Rows from a figure dataset:

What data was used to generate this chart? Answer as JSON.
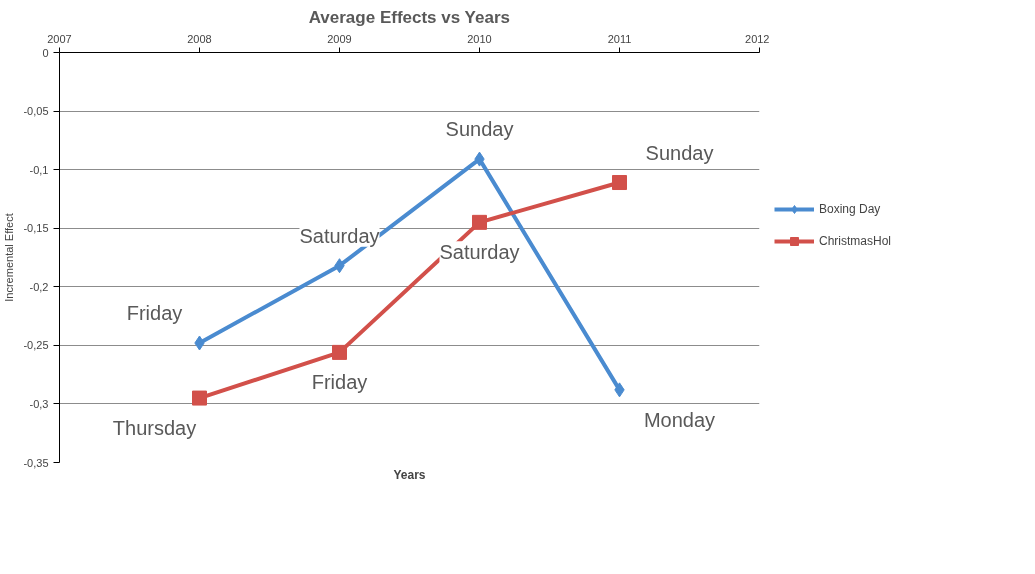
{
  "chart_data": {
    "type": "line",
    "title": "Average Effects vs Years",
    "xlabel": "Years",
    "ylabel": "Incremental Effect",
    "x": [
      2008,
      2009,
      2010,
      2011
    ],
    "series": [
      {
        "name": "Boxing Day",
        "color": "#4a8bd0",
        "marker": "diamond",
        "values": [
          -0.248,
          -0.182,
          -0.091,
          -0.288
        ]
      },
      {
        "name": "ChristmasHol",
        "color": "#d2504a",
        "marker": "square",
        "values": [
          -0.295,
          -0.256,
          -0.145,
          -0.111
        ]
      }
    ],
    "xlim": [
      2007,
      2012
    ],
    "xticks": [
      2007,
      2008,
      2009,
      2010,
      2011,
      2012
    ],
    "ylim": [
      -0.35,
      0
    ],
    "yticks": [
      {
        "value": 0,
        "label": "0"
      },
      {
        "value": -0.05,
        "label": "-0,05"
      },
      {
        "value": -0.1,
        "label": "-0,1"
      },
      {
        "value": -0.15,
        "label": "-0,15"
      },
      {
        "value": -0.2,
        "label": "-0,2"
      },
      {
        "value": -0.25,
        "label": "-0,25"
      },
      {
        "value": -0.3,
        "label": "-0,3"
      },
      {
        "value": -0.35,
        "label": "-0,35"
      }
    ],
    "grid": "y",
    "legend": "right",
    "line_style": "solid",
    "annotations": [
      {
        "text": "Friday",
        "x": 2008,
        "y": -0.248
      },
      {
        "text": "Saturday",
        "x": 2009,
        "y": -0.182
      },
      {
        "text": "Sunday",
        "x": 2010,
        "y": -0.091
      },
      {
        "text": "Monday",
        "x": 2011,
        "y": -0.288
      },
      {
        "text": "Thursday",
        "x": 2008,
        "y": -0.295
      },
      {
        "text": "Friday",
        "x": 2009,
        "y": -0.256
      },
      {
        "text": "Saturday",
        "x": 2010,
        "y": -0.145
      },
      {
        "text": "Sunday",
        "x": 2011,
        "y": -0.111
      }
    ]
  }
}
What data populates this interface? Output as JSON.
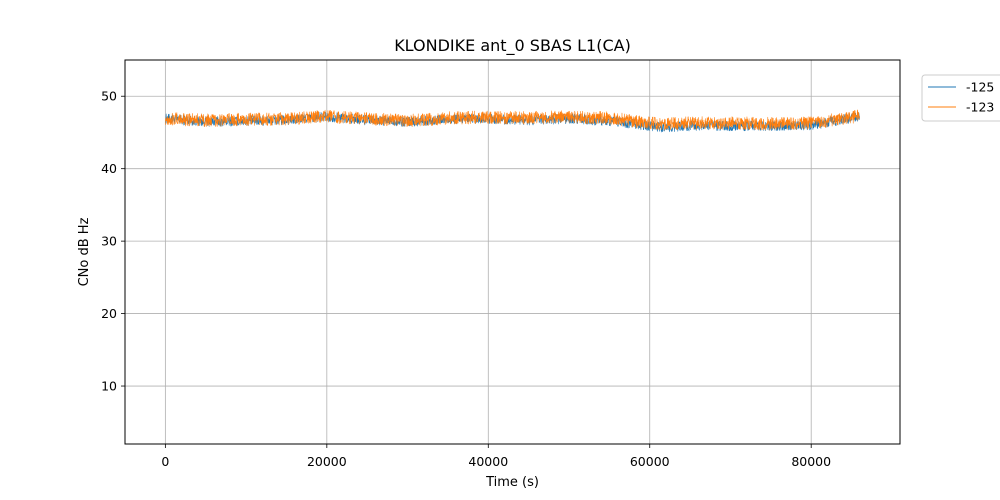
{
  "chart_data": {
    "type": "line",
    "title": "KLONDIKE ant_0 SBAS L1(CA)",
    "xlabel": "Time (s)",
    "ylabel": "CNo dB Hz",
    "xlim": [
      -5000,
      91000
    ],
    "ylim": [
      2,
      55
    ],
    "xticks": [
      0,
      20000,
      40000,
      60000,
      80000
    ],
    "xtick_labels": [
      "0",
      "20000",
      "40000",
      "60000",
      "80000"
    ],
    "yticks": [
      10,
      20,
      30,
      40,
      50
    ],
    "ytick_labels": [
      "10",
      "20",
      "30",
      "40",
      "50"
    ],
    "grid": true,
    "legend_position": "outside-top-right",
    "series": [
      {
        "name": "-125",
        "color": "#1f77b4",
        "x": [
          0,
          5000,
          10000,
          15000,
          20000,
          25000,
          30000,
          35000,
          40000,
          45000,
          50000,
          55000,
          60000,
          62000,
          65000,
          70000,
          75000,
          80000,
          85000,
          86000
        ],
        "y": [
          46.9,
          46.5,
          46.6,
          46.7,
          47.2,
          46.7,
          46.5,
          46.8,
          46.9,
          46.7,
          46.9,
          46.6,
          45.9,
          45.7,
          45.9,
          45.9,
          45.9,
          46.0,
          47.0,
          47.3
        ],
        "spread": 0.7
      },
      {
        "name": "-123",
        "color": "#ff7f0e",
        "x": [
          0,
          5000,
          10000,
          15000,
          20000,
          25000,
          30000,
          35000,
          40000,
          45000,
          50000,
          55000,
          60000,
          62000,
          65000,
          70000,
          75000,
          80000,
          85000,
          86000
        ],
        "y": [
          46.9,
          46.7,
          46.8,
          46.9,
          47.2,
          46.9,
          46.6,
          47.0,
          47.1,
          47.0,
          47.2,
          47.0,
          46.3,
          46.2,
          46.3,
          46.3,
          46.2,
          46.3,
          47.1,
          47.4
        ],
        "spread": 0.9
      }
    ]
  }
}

What to produce:
Each line in the records above should be reproduced exactly; images are not copied.

Solution for this exercise:
What data was used to generate this chart? Answer as JSON.
{
  "chart_data": {
    "type": "line",
    "title": "Average Effects vs Years",
    "xlabel": "Years",
    "ylabel": "Incremental Effect",
    "x": [
      2008,
      2009,
      2010,
      2011
    ],
    "series": [
      {
        "name": "Boxing Day",
        "color": "#4a8bd0",
        "marker": "diamond",
        "values": [
          -0.248,
          -0.182,
          -0.091,
          -0.288
        ]
      },
      {
        "name": "ChristmasHol",
        "color": "#d2504a",
        "marker": "square",
        "values": [
          -0.295,
          -0.256,
          -0.145,
          -0.111
        ]
      }
    ],
    "xlim": [
      2007,
      2012
    ],
    "xticks": [
      2007,
      2008,
      2009,
      2010,
      2011,
      2012
    ],
    "ylim": [
      -0.35,
      0
    ],
    "yticks": [
      {
        "value": 0,
        "label": "0"
      },
      {
        "value": -0.05,
        "label": "-0,05"
      },
      {
        "value": -0.1,
        "label": "-0,1"
      },
      {
        "value": -0.15,
        "label": "-0,15"
      },
      {
        "value": -0.2,
        "label": "-0,2"
      },
      {
        "value": -0.25,
        "label": "-0,25"
      },
      {
        "value": -0.3,
        "label": "-0,3"
      },
      {
        "value": -0.35,
        "label": "-0,35"
      }
    ],
    "grid": "y",
    "legend": "right",
    "line_style": "solid",
    "annotations": [
      {
        "text": "Friday",
        "x": 2008,
        "y": -0.248
      },
      {
        "text": "Saturday",
        "x": 2009,
        "y": -0.182
      },
      {
        "text": "Sunday",
        "x": 2010,
        "y": -0.091
      },
      {
        "text": "Monday",
        "x": 2011,
        "y": -0.288
      },
      {
        "text": "Thursday",
        "x": 2008,
        "y": -0.295
      },
      {
        "text": "Friday",
        "x": 2009,
        "y": -0.256
      },
      {
        "text": "Saturday",
        "x": 2010,
        "y": -0.145
      },
      {
        "text": "Sunday",
        "x": 2011,
        "y": -0.111
      }
    ]
  }
}
What data populates this interface? Output as JSON.
{
  "chart_data": {
    "type": "line",
    "title": "KLONDIKE ant_0 SBAS L1(CA)",
    "xlabel": "Time (s)",
    "ylabel": "CNo dB Hz",
    "xlim": [
      -5000,
      91000
    ],
    "ylim": [
      2,
      55
    ],
    "xticks": [
      0,
      20000,
      40000,
      60000,
      80000
    ],
    "xtick_labels": [
      "0",
      "20000",
      "40000",
      "60000",
      "80000"
    ],
    "yticks": [
      10,
      20,
      30,
      40,
      50
    ],
    "ytick_labels": [
      "10",
      "20",
      "30",
      "40",
      "50"
    ],
    "grid": true,
    "legend_position": "outside-top-right",
    "series": [
      {
        "name": "-125",
        "color": "#1f77b4",
        "x": [
          0,
          5000,
          10000,
          15000,
          20000,
          25000,
          30000,
          35000,
          40000,
          45000,
          50000,
          55000,
          60000,
          62000,
          65000,
          70000,
          75000,
          80000,
          85000,
          86000
        ],
        "y": [
          46.9,
          46.5,
          46.6,
          46.7,
          47.2,
          46.7,
          46.5,
          46.8,
          46.9,
          46.7,
          46.9,
          46.6,
          45.9,
          45.7,
          45.9,
          45.9,
          45.9,
          46.0,
          47.0,
          47.3
        ],
        "spread": 0.7
      },
      {
        "name": "-123",
        "color": "#ff7f0e",
        "x": [
          0,
          5000,
          10000,
          15000,
          20000,
          25000,
          30000,
          35000,
          40000,
          45000,
          50000,
          55000,
          60000,
          62000,
          65000,
          70000,
          75000,
          80000,
          85000,
          86000
        ],
        "y": [
          46.9,
          46.7,
          46.8,
          46.9,
          47.2,
          46.9,
          46.6,
          47.0,
          47.1,
          47.0,
          47.2,
          47.0,
          46.3,
          46.2,
          46.3,
          46.3,
          46.2,
          46.3,
          47.1,
          47.4
        ],
        "spread": 0.9
      }
    ]
  }
}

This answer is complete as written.